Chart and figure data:

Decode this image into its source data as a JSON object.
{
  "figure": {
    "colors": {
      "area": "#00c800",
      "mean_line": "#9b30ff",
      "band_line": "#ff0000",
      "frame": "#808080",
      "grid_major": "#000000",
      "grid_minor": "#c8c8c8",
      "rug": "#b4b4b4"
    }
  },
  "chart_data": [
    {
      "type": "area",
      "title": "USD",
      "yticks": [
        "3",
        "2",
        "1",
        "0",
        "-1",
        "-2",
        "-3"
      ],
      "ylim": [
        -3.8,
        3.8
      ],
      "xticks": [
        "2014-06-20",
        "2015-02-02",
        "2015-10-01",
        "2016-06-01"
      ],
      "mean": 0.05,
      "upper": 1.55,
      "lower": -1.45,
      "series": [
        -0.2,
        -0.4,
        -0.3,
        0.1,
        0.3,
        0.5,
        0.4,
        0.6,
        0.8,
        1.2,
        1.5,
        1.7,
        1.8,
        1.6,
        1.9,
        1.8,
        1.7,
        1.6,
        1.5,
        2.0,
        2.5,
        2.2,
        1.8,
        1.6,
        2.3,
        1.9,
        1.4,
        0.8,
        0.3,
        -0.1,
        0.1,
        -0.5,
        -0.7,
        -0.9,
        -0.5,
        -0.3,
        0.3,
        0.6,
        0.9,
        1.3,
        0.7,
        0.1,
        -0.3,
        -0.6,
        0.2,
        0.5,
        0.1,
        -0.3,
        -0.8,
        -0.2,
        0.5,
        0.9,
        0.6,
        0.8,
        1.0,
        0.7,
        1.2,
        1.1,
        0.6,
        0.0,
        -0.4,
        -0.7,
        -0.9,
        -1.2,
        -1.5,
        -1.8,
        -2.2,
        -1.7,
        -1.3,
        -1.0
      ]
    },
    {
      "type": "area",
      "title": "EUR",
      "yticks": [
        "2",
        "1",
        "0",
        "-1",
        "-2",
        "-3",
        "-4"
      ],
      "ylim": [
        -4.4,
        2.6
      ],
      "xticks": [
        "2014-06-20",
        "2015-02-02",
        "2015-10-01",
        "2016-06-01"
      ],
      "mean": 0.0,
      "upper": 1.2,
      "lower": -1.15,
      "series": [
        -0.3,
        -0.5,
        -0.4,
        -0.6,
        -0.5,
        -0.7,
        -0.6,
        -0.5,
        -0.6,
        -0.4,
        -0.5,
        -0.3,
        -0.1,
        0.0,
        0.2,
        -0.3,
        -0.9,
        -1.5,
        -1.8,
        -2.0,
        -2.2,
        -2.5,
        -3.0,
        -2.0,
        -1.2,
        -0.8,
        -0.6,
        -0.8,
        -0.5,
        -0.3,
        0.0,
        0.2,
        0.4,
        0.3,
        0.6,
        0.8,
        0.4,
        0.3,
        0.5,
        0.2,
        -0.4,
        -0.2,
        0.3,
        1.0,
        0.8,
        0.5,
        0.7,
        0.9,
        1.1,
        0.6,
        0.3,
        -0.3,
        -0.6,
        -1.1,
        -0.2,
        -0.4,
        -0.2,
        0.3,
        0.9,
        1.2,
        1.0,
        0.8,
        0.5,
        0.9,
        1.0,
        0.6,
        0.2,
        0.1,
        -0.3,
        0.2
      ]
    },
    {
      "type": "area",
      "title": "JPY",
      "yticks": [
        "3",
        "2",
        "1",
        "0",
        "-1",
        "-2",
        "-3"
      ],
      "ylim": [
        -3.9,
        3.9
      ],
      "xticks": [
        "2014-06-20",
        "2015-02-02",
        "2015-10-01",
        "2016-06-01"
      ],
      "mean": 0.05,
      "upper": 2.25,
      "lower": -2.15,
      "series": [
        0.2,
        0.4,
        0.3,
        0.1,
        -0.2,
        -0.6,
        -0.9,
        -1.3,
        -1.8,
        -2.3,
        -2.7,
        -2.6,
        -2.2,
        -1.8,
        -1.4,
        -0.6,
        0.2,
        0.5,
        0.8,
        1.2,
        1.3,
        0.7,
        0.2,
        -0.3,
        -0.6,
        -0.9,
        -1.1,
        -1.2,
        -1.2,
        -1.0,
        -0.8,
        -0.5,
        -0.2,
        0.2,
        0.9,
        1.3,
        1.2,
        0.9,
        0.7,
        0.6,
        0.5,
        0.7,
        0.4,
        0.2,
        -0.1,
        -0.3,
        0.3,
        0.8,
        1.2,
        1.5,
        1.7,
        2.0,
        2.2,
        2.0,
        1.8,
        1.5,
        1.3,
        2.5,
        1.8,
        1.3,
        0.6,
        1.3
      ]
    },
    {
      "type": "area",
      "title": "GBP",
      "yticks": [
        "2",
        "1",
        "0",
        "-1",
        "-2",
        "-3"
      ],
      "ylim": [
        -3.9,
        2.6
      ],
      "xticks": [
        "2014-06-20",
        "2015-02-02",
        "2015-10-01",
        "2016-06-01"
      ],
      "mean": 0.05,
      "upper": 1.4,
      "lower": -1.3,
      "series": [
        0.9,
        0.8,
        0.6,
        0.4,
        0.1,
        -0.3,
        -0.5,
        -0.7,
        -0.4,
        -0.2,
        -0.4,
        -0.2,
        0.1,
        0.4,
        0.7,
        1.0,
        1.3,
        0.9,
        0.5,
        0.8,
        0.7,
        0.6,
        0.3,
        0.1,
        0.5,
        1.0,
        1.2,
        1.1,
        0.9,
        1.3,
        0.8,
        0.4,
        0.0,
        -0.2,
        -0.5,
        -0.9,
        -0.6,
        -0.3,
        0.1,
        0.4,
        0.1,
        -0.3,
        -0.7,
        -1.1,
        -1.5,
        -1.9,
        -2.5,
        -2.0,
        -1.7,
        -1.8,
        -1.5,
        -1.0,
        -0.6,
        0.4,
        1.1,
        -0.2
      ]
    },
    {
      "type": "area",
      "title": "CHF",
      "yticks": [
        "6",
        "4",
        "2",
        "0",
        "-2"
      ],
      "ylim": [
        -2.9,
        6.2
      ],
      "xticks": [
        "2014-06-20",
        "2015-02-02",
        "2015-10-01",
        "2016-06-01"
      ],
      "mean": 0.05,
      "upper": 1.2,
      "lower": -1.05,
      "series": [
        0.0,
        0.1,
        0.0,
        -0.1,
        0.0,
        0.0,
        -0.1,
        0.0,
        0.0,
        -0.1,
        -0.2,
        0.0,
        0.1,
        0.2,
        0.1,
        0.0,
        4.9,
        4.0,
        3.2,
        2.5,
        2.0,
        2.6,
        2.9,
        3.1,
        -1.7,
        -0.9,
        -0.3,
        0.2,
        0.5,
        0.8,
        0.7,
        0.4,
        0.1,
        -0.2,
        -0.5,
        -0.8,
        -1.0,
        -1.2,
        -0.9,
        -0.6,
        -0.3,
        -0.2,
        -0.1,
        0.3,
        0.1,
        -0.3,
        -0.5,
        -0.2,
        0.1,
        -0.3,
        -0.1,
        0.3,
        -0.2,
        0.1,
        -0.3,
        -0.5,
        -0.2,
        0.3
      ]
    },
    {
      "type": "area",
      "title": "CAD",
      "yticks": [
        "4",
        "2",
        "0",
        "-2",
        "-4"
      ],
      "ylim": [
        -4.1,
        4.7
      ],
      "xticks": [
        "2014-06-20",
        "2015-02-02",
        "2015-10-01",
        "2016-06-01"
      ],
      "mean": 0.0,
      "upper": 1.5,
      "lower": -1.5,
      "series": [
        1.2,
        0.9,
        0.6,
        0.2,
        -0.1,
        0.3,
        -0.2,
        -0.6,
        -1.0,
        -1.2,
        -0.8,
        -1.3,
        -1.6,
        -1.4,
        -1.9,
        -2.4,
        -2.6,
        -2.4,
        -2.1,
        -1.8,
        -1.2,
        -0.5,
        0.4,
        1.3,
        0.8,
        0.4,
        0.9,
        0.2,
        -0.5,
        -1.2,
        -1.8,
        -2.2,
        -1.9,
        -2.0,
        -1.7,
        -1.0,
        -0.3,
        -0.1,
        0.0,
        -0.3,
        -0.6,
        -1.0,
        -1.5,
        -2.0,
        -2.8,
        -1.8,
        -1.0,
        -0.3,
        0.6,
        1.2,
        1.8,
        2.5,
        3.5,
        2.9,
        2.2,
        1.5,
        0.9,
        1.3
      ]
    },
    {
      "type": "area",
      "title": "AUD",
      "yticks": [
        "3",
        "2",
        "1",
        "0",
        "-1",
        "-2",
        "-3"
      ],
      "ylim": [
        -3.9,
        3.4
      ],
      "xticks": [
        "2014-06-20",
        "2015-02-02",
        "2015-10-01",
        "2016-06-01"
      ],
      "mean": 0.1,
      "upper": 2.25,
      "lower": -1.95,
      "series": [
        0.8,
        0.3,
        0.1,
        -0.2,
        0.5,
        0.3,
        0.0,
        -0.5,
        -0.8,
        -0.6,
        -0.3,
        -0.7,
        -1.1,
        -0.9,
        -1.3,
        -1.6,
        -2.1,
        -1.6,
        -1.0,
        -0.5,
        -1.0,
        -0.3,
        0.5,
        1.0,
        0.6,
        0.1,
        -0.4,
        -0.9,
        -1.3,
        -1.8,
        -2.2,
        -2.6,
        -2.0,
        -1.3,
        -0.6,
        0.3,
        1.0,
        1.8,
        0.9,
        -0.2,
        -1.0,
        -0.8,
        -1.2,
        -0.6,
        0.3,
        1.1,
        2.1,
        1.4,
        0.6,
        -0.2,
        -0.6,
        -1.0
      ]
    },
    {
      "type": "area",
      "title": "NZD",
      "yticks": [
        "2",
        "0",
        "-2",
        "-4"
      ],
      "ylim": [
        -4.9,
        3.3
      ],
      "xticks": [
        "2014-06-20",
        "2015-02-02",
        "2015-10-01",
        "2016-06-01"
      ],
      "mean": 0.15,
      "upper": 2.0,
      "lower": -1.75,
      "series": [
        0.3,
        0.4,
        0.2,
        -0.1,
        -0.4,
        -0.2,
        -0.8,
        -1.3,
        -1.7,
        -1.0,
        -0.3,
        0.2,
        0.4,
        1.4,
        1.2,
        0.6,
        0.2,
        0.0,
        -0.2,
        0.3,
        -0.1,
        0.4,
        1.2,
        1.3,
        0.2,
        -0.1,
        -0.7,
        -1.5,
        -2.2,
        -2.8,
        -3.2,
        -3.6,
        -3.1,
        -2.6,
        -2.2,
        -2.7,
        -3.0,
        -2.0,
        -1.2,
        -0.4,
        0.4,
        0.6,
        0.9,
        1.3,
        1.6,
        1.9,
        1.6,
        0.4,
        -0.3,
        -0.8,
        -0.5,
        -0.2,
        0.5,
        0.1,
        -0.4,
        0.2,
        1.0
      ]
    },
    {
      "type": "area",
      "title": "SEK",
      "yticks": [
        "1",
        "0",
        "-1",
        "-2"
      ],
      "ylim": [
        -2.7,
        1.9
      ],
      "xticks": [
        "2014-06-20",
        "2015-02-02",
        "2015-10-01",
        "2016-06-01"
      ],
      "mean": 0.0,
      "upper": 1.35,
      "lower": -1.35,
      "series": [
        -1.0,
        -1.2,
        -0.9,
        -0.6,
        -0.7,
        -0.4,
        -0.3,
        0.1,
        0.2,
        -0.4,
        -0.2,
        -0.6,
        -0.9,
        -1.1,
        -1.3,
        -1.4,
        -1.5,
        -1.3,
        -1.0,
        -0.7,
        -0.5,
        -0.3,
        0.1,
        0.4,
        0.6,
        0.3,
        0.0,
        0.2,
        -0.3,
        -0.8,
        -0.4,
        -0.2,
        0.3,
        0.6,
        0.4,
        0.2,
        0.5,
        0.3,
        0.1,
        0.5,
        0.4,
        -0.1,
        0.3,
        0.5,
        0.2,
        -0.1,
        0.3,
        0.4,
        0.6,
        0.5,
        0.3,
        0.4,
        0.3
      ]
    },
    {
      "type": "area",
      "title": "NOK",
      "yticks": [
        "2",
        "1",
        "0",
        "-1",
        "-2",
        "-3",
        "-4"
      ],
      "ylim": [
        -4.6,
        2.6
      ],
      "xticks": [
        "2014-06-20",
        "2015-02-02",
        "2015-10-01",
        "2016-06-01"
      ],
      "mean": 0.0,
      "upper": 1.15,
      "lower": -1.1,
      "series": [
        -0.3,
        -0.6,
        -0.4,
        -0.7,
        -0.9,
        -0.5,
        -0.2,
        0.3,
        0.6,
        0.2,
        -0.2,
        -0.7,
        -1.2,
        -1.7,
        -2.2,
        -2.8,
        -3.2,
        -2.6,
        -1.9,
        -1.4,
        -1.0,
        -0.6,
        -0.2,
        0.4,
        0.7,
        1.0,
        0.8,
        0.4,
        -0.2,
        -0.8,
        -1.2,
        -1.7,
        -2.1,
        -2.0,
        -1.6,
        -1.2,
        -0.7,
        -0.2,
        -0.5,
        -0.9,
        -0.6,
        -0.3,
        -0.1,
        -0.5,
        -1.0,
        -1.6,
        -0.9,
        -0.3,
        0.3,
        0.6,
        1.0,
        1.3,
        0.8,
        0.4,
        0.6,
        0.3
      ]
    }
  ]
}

What is needed
Go through the listing above line by line and say how many lines hold the word "upper". Reply with that number only.

Solution for this exercise
10